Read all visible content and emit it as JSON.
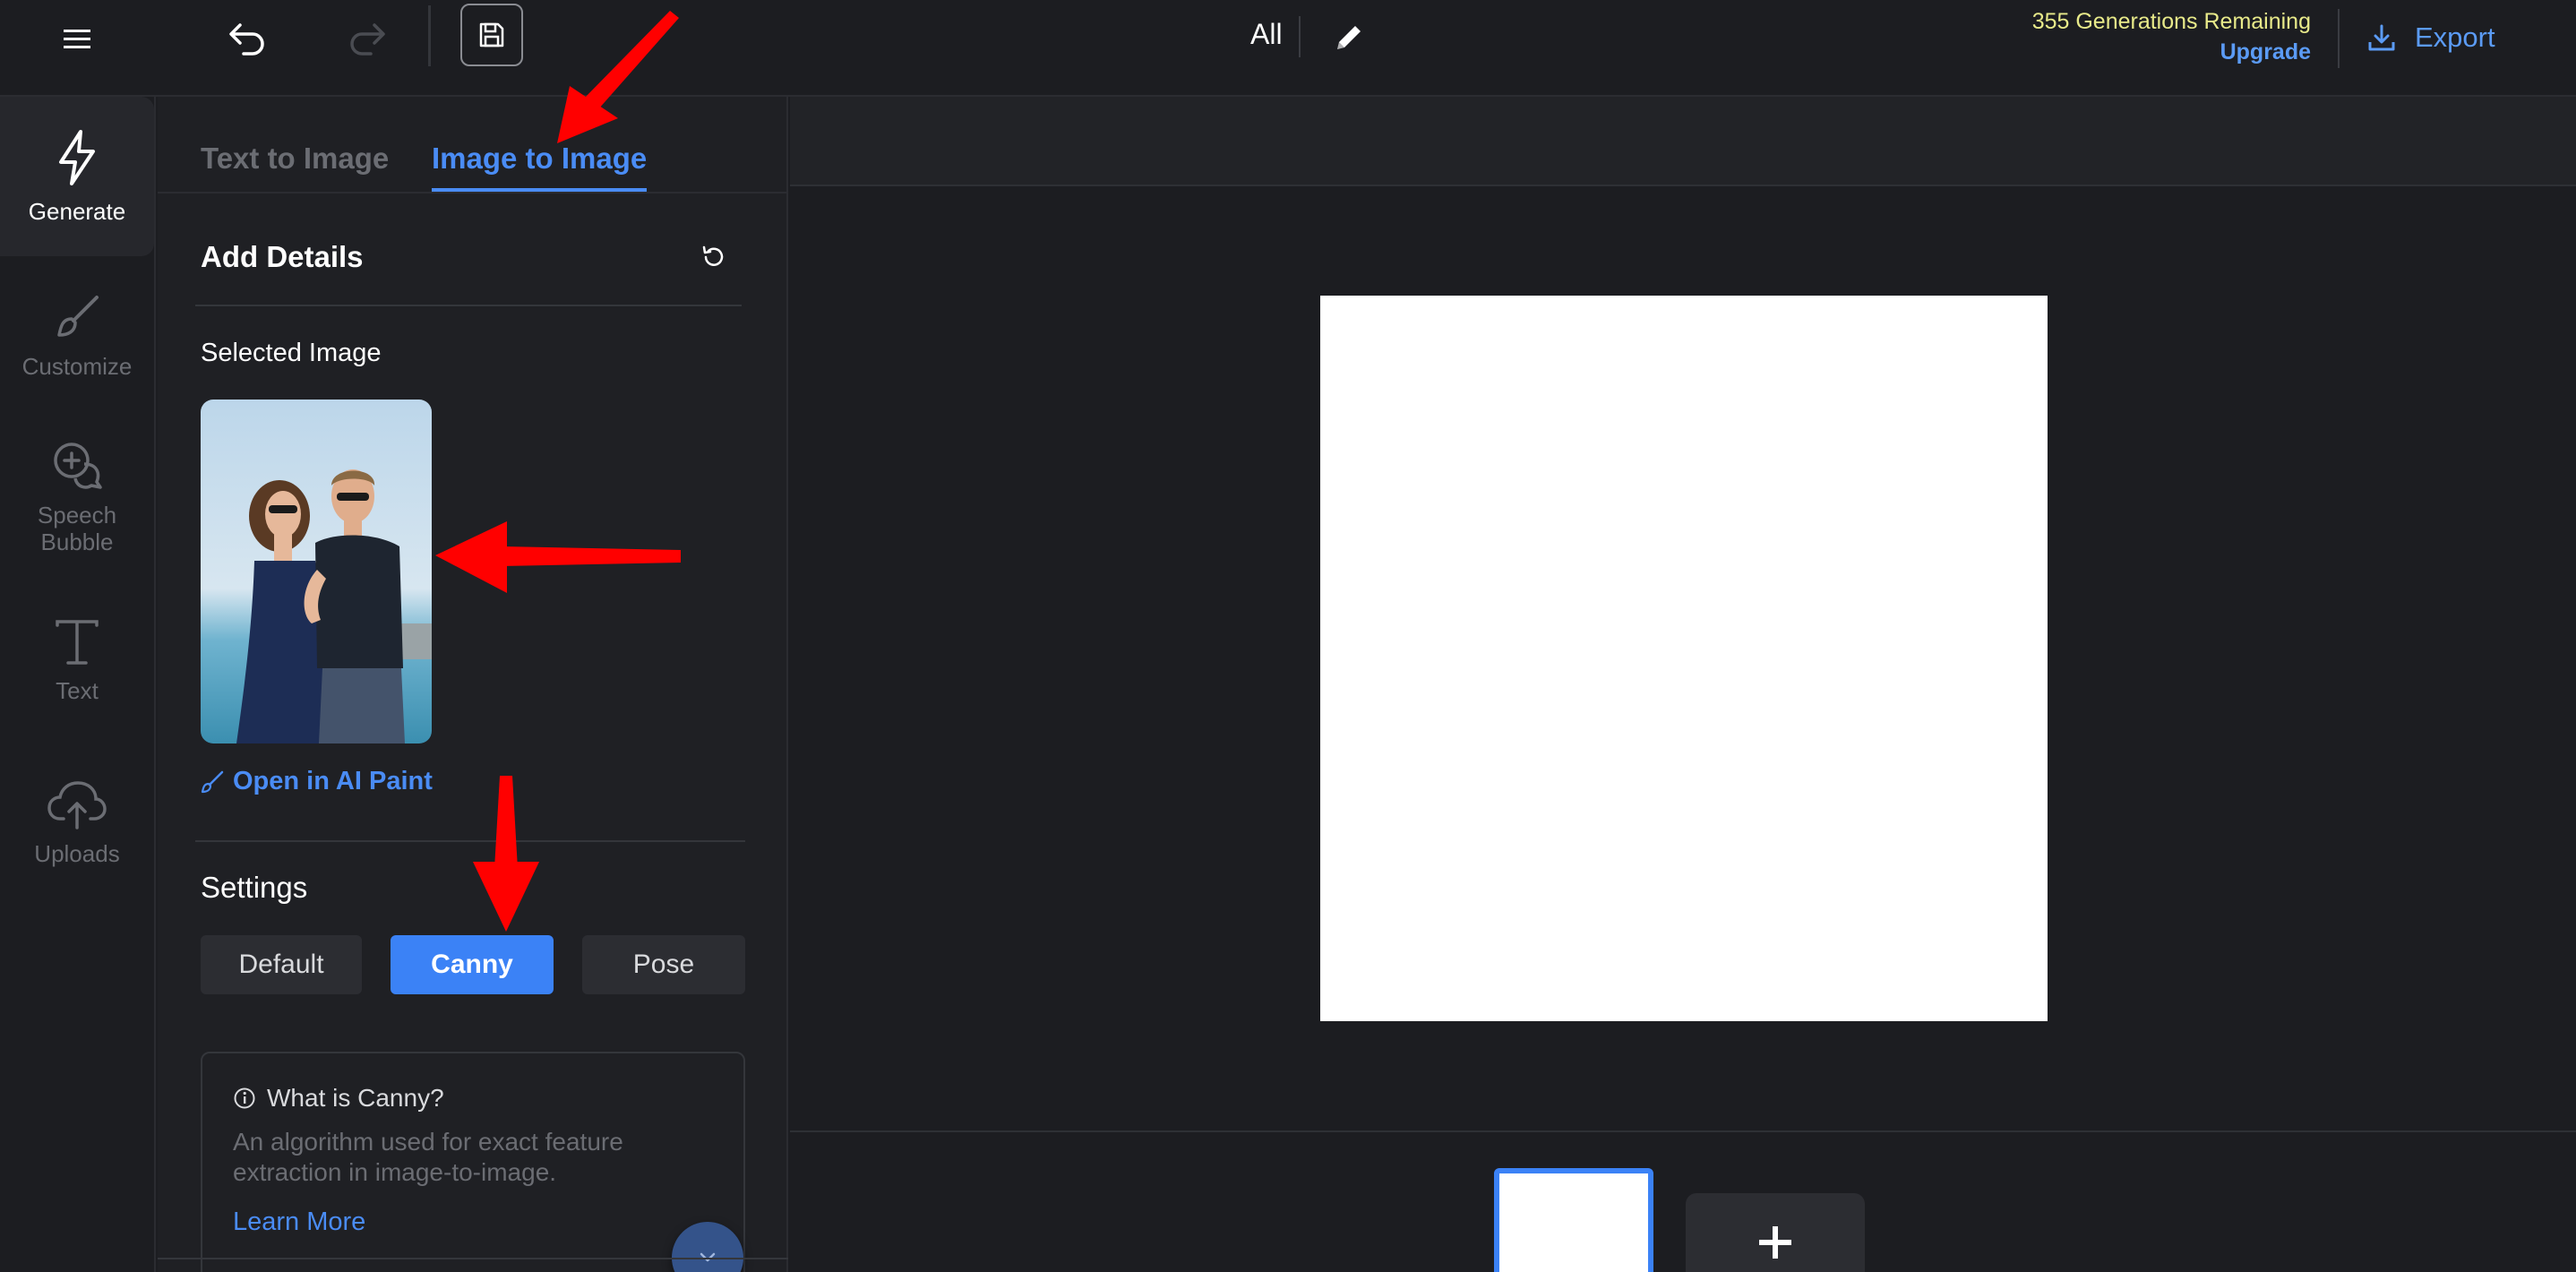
{
  "topbar": {
    "all_label": "All",
    "generations_remaining": "355 Generations Remaining",
    "upgrade_label": "Upgrade",
    "export_label": "Export"
  },
  "leftnav": {
    "items": [
      {
        "label": "Generate",
        "icon": "lightning-icon",
        "active": true
      },
      {
        "label": "Customize",
        "icon": "brush-icon",
        "active": false
      },
      {
        "label": "Speech Bubble",
        "icon": "speech-bubble-icon",
        "active": false
      },
      {
        "label": "Text",
        "icon": "text-icon",
        "active": false
      },
      {
        "label": "Uploads",
        "icon": "cloud-upload-icon",
        "active": false
      }
    ]
  },
  "panel": {
    "tabs": [
      {
        "label": "Text to Image",
        "active": false
      },
      {
        "label": "Image to Image",
        "active": true
      }
    ],
    "section_title": "Add Details",
    "selected_image_label": "Selected Image",
    "open_paint_label": "Open in AI Paint",
    "settings_label": "Settings",
    "settings_options": [
      "Default",
      "Canny",
      "Pose"
    ],
    "settings_selected": "Canny",
    "info": {
      "title": "What is Canny?",
      "description": "An algorithm used for exact feature extraction in image-to-image.",
      "learn_more": "Learn More"
    }
  },
  "colors": {
    "accent": "#3b82f6",
    "link": "#4a8cf5",
    "generations_text": "#e8ea8a",
    "background": "#1c1d21",
    "annotation_arrow": "#ff0000"
  }
}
§
### [What is being asked]
Reproduce each entry precisely. Leave the pictures out.

### [Response to this task]
Read all visible content and emit it as JSON.
{
  "topbar": {
    "all_label": "All",
    "generations_remaining": "355 Generations Remaining",
    "upgrade_label": "Upgrade",
    "export_label": "Export"
  },
  "leftnav": {
    "items": [
      {
        "label": "Generate",
        "icon": "lightning-icon",
        "active": true
      },
      {
        "label": "Customize",
        "icon": "brush-icon",
        "active": false
      },
      {
        "label": "Speech Bubble",
        "icon": "speech-bubble-icon",
        "active": false
      },
      {
        "label": "Text",
        "icon": "text-icon",
        "active": false
      },
      {
        "label": "Uploads",
        "icon": "cloud-upload-icon",
        "active": false
      }
    ]
  },
  "panel": {
    "tabs": [
      {
        "label": "Text to Image",
        "active": false
      },
      {
        "label": "Image to Image",
        "active": true
      }
    ],
    "section_title": "Add Details",
    "selected_image_label": "Selected Image",
    "open_paint_label": "Open in AI Paint",
    "settings_label": "Settings",
    "settings_options": [
      "Default",
      "Canny",
      "Pose"
    ],
    "settings_selected": "Canny",
    "info": {
      "title": "What is Canny?",
      "description": "An algorithm used for exact feature extraction in image-to-image.",
      "learn_more": "Learn More"
    }
  },
  "colors": {
    "accent": "#3b82f6",
    "link": "#4a8cf5",
    "generations_text": "#e8ea8a",
    "background": "#1c1d21",
    "annotation_arrow": "#ff0000"
  }
}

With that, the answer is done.